>>

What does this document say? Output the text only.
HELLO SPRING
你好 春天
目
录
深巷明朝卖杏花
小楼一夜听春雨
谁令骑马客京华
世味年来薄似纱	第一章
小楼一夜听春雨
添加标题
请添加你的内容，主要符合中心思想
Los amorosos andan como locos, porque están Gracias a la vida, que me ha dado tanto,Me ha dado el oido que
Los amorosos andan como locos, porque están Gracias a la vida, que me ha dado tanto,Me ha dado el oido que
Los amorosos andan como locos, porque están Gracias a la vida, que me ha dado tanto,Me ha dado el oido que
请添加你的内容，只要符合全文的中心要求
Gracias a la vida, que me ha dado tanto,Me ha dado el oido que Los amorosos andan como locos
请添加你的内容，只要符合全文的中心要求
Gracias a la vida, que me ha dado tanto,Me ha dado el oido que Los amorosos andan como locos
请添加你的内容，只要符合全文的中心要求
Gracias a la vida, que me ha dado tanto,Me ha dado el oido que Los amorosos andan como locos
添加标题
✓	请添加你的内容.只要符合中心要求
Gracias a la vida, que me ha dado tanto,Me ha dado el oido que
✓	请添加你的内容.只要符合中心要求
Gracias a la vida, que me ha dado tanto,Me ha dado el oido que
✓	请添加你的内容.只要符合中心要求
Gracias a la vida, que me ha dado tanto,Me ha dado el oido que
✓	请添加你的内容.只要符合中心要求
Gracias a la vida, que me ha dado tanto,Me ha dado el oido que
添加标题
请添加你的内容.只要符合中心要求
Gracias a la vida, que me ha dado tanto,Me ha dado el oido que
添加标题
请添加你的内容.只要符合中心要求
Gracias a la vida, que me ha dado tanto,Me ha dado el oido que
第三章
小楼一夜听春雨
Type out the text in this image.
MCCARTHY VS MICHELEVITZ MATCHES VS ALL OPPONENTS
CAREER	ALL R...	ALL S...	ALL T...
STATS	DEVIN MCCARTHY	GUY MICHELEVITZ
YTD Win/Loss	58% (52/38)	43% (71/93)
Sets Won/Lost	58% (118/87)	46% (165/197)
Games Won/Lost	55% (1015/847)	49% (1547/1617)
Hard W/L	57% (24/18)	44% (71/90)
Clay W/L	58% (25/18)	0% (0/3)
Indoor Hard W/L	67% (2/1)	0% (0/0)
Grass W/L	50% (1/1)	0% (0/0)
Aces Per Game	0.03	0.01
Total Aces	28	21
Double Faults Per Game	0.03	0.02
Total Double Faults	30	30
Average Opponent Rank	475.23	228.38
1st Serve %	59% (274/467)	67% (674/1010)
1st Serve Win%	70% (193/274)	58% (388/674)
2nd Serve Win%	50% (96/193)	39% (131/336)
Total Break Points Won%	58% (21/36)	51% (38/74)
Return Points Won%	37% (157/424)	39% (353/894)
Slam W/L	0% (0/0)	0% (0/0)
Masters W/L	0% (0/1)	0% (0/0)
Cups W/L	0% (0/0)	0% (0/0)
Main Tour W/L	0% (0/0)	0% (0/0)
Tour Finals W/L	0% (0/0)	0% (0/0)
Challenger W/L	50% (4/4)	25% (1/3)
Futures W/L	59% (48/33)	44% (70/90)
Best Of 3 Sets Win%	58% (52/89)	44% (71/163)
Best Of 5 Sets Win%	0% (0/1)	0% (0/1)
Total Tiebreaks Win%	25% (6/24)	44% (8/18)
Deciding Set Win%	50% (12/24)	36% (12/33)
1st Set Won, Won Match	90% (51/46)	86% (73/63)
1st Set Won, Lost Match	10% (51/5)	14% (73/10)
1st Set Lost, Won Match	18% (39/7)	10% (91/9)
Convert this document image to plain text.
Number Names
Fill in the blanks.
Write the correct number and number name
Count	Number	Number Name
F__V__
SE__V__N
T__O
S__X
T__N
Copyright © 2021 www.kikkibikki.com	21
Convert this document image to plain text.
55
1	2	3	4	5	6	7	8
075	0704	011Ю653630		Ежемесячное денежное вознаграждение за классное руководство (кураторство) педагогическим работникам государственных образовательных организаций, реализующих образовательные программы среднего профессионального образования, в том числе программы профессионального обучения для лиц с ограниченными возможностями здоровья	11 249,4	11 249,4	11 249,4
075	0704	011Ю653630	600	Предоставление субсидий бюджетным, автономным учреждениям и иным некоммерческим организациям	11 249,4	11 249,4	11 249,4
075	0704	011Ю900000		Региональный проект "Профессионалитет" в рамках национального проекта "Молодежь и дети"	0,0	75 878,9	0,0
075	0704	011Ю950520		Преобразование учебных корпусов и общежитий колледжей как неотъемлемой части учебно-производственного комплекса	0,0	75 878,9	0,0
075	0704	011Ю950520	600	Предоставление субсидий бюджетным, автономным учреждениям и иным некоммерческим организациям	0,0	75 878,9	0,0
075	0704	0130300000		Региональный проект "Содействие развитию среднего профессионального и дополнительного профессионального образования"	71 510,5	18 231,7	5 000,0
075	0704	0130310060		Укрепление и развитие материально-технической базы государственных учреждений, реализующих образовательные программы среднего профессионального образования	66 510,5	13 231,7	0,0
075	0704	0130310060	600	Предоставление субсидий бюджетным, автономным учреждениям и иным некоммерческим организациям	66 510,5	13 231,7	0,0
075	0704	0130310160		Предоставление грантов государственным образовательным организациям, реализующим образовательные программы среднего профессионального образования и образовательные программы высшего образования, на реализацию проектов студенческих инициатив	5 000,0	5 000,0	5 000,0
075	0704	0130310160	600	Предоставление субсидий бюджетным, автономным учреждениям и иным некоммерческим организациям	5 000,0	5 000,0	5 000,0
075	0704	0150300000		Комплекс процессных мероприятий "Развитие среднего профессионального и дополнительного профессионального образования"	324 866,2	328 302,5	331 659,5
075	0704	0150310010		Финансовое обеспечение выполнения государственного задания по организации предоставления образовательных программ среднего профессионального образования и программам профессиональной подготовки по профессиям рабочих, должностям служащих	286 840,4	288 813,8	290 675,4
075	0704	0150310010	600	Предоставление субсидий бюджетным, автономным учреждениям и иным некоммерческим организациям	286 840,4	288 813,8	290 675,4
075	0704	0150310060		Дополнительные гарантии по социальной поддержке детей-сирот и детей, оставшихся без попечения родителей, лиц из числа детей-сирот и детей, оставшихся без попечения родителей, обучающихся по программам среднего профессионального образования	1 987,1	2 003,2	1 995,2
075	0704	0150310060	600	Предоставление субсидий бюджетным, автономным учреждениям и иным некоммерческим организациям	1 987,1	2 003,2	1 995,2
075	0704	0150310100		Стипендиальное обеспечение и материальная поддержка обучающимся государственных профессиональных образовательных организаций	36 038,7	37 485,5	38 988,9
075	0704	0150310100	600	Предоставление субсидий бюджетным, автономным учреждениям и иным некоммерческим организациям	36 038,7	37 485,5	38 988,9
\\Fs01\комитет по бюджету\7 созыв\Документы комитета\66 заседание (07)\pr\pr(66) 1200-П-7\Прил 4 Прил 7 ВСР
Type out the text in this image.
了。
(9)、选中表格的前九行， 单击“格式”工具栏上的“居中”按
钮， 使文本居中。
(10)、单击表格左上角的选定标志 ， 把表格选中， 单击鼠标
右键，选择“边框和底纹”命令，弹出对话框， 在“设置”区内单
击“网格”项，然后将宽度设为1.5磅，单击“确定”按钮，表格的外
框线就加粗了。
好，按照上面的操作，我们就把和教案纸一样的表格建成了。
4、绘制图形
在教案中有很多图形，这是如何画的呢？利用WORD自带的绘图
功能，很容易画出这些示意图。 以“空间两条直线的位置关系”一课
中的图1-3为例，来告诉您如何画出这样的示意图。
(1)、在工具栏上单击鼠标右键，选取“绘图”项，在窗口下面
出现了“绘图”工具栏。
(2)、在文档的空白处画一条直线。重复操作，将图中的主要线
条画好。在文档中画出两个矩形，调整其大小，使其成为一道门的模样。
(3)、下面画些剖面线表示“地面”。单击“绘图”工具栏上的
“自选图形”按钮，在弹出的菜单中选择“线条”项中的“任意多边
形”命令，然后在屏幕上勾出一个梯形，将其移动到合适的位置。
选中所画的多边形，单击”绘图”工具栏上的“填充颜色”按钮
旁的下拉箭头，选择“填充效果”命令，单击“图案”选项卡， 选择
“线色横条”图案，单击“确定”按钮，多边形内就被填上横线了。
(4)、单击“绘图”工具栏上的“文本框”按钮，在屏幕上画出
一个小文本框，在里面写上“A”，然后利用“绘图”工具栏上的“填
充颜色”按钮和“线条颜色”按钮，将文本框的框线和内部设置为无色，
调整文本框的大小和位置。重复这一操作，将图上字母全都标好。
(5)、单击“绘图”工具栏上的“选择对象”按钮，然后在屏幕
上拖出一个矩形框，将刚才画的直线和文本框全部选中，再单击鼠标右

<<

> PROBLEM TO WORK ON
Scan the lines for the string "среднего". Copy out each line that matches.

> TASK OUTPUT
075	0704	011Ю653630		Ежемесячное денежное вознаграждение за классное руководство (кураторство) педагогическим работникам государственных образовательных организаций, реализующих образовательные программы среднего профессионального образования, в том числе программы профессионального обучения для лиц с ограниченными возможностями здоровья	11 249,4	11 249,4	11 249,4
075	0704	0130300000		Региональный проект "Содействие развитию среднего профессионального и дополнительного профессионального образования"	71 510,5	18 231,7	5 000,0
075	0704	0130310060		Укрепление и развитие материально-технической базы государственных учреждений, реализующих образовательные программы среднего профессионального образования	66 510,5	13 231,7	0,0
075	0704	0130310160		Предоставление грантов государственным образовательным организациям, реализующим образовательные программы среднего профессионального образования и образовательные программы высшего образования, на реализацию проектов студенческих инициатив	5 000,0	5 000,0	5 000,0
075	0704	0150300000		Комплекс процессных мероприятий "Развитие среднего профессионального и дополнительного профессионального образования"	324 866,2	328 302,5	331 659,5
075	0704	0150310010		Финансовое обеспечение выполнения государственного задания по организации предоставления образовательных программ среднего профессионального образования и программам профессиональной подготовки по профессиям рабочих, должностям служащих	286 840,4	288 813,8	290 675,4
075	0704	0150310060		Дополнительные гарантии по социальной поддержке детей-сирот и детей, оставшихся без попечения родителей, лиц из числа детей-сирот и детей, оставшихся без попечения родителей, обучающихся по программам среднего профессионального образования	1 987,1	2 003,2	1 995,2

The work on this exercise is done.